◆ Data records
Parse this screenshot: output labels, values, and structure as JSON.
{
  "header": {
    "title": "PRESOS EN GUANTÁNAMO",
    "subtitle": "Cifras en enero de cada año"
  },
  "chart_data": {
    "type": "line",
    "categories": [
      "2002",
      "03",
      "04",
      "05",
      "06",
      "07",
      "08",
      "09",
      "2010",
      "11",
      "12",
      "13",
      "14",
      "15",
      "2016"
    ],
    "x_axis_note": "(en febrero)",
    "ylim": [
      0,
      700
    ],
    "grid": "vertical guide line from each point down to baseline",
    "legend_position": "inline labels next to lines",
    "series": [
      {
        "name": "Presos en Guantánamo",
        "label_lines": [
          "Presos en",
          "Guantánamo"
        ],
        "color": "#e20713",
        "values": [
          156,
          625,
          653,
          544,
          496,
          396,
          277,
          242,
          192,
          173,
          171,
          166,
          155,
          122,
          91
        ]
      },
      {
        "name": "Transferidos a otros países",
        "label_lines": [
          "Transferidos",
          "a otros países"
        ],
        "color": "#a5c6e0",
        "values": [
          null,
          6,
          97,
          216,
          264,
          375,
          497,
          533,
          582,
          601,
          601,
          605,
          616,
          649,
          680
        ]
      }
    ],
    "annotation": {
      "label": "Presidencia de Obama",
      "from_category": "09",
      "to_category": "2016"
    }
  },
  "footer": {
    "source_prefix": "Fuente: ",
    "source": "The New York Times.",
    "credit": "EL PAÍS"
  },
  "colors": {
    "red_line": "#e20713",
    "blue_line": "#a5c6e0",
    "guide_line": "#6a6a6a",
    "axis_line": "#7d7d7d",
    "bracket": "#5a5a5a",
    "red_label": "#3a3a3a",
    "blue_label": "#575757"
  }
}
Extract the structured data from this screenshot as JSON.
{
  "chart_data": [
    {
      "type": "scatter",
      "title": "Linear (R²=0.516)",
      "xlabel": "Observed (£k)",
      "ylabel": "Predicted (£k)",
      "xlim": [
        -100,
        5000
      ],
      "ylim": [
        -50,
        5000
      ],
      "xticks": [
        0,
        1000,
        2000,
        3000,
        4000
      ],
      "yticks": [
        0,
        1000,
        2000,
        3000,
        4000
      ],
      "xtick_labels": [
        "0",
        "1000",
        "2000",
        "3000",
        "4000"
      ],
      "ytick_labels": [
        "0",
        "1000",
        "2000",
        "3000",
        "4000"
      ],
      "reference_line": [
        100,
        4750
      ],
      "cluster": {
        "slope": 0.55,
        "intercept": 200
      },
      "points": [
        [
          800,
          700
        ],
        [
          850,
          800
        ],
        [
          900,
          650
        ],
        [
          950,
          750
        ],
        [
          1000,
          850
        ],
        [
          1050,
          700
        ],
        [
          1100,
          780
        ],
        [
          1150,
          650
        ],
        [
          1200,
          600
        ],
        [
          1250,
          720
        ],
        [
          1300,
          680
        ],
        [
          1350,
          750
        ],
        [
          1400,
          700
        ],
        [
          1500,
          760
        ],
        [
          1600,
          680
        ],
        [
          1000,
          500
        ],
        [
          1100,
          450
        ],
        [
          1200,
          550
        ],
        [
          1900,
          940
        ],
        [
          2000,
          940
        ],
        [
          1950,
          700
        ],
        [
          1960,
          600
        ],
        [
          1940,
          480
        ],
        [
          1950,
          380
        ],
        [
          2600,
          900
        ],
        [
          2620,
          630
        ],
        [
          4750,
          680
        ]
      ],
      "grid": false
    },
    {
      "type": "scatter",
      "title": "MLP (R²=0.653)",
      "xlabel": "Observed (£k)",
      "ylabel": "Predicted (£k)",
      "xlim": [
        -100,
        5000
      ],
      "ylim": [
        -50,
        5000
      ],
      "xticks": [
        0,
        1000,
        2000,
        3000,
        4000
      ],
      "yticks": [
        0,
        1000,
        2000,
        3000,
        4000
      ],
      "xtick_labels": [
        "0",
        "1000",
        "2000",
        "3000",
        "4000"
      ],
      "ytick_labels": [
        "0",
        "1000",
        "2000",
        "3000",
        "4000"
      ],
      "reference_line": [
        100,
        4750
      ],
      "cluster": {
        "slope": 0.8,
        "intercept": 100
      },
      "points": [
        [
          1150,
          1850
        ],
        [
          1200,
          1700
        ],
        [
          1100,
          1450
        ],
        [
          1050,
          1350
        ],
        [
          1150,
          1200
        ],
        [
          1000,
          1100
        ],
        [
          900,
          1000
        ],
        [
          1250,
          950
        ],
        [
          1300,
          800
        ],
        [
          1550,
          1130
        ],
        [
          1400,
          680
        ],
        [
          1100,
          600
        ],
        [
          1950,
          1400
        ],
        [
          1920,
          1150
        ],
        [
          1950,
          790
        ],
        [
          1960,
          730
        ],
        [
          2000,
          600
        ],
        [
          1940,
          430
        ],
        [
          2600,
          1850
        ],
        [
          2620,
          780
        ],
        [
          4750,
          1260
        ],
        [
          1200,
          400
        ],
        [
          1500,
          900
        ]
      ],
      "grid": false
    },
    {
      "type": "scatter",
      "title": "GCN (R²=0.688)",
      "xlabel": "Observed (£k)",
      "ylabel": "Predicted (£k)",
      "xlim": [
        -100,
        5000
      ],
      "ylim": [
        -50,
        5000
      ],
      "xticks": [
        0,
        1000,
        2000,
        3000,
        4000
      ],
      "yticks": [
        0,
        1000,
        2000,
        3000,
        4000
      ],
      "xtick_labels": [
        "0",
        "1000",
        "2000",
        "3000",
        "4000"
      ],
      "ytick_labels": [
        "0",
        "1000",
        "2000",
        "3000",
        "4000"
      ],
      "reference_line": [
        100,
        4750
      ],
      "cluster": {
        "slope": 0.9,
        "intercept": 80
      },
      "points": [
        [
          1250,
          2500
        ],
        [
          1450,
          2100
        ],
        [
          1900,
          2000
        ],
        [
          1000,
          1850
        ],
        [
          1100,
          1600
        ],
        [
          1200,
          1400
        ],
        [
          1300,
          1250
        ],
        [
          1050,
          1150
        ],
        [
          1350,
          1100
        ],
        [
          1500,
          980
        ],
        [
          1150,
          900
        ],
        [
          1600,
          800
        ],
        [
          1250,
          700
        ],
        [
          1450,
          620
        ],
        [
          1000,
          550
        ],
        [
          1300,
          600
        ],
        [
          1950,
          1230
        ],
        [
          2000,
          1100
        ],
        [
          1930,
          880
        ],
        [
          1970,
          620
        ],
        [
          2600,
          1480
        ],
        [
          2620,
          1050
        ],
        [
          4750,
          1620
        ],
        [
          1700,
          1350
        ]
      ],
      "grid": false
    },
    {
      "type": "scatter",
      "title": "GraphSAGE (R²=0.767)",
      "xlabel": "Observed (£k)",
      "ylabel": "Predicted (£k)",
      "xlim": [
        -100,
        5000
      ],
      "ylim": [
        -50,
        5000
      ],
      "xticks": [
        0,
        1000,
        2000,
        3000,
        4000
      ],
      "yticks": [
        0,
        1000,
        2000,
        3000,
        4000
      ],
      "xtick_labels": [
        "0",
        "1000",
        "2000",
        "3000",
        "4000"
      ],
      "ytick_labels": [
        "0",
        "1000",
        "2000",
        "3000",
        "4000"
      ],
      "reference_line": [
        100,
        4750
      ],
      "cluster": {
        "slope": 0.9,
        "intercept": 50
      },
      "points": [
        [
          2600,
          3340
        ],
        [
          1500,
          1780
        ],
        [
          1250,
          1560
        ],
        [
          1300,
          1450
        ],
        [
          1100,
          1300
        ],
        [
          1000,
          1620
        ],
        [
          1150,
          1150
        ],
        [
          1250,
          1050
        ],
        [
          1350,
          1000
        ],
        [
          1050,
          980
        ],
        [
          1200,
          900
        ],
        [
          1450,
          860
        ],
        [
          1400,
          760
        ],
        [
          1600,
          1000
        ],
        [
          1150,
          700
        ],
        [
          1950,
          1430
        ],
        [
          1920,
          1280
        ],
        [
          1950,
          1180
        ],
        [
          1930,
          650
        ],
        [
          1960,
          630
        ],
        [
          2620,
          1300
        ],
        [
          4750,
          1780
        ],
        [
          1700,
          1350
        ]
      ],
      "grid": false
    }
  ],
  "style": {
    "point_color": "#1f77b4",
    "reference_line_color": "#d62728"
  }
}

◆ STATED PROBLEM
Using the material above, work out how many lines contain the string "JSON". Give that number alone.

◆ SOLUTION TO THE EXERCISE
2